Description of the task: Wherever the string "caption" appears, copy the whole line.

Data rows:

○ ○ ○ ○ ○

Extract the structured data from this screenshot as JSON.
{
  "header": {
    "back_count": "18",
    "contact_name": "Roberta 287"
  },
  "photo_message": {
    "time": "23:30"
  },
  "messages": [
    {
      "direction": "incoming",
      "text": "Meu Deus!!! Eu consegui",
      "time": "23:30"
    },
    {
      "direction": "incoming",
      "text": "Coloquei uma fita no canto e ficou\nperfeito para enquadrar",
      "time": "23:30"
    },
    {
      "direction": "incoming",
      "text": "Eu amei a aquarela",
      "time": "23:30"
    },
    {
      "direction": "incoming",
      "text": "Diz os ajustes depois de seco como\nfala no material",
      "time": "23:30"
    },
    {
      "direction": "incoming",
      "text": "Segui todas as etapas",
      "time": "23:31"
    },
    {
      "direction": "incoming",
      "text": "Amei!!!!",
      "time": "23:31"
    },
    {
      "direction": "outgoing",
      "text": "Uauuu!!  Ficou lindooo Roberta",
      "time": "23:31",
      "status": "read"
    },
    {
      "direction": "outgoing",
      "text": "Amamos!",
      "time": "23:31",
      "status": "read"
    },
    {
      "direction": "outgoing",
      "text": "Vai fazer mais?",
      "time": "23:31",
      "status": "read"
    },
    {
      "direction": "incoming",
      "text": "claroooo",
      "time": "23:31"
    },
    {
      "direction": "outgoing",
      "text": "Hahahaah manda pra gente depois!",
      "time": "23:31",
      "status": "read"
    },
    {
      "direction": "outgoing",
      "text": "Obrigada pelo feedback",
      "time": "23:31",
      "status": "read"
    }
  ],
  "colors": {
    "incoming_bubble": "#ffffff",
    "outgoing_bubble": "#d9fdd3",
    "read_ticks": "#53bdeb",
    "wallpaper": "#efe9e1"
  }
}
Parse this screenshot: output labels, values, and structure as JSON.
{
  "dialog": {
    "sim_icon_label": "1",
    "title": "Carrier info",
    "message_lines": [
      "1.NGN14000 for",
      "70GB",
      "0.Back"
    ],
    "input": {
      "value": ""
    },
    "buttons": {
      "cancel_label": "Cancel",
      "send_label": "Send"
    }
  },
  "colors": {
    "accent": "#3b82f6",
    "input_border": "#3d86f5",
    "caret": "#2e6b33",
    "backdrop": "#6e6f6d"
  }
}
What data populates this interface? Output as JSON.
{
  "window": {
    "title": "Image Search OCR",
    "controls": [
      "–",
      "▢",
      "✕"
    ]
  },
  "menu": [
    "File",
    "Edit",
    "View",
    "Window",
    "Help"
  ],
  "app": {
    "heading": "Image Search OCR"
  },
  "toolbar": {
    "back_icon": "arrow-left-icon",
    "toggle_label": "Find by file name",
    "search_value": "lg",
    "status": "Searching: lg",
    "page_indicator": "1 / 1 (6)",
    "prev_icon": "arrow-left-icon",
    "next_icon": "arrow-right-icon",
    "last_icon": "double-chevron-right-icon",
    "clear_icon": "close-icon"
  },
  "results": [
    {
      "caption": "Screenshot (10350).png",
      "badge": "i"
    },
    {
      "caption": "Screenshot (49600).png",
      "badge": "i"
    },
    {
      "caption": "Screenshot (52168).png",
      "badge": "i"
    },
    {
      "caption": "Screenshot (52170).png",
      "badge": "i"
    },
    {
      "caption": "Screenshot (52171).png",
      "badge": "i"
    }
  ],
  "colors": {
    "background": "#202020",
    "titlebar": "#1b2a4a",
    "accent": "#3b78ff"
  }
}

○ ○ ○ ○ ○

Worked answer:
      "caption": "Screenshot (10350).png",
      "caption": "Screenshot (49600).png",
      "caption": "Screenshot (52168).png",
      "caption": "Screenshot (52170).png",
      "caption": "Screenshot (52171).png",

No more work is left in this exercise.